WHAT YOU NEED TO DO >> Check every line of the material below for "Management". Give the number of lines that have it, and only that.

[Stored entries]
──────

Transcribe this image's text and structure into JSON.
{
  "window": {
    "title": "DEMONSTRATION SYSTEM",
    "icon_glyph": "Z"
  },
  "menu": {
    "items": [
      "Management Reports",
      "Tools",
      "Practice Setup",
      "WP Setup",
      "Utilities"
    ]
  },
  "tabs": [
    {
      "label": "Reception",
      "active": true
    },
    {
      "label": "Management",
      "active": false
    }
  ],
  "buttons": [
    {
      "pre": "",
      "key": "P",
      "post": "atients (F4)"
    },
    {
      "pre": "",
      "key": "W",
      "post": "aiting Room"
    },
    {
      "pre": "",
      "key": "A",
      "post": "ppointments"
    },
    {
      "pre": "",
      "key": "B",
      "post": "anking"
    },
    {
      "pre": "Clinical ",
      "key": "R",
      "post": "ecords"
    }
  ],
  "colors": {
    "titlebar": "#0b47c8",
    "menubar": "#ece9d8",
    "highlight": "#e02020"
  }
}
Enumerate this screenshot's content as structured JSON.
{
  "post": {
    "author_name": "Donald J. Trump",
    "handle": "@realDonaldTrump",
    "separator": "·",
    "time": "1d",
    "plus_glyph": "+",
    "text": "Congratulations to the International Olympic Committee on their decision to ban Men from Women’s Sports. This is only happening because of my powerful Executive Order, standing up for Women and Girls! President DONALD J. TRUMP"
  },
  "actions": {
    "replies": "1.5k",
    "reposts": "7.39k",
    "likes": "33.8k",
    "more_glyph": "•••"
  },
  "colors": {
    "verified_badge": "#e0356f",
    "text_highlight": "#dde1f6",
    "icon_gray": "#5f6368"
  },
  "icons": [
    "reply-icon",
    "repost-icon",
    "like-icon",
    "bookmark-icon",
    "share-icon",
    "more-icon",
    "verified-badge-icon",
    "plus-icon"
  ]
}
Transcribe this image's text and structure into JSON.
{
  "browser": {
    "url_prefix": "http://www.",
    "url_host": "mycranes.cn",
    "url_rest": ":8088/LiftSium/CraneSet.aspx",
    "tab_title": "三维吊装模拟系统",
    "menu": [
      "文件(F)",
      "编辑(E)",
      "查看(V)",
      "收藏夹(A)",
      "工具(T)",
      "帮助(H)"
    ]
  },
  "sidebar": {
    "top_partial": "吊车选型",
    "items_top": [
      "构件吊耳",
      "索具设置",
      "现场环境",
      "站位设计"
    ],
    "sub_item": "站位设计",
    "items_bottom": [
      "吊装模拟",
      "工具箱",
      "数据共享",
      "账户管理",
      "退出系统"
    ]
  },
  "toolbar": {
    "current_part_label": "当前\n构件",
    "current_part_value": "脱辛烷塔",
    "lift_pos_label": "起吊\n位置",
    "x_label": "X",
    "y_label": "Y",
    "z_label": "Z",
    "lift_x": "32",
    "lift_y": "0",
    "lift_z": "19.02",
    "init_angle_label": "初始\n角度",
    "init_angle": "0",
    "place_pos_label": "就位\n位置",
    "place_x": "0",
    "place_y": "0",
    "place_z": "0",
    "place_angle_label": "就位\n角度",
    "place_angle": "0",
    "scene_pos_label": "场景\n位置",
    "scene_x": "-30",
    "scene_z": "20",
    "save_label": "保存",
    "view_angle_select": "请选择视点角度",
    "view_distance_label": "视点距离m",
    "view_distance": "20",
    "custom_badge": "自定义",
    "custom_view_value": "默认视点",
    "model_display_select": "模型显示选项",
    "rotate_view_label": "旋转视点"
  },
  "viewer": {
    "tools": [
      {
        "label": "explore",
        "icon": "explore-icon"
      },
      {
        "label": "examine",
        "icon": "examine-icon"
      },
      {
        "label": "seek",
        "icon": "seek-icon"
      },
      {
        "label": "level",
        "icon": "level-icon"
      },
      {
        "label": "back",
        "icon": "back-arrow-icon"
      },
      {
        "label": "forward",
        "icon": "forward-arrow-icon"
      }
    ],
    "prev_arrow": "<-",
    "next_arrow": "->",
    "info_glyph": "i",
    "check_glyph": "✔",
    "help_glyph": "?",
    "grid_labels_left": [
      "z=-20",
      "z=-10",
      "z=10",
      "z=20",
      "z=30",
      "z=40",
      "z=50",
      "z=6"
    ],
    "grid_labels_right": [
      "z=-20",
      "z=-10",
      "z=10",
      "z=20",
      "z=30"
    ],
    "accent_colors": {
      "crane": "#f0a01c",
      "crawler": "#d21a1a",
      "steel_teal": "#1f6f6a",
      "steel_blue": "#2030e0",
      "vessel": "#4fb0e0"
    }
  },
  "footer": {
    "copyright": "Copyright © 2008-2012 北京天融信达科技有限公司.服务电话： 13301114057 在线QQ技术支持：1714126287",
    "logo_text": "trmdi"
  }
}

──────

EXERCISE RESPONSE >> 2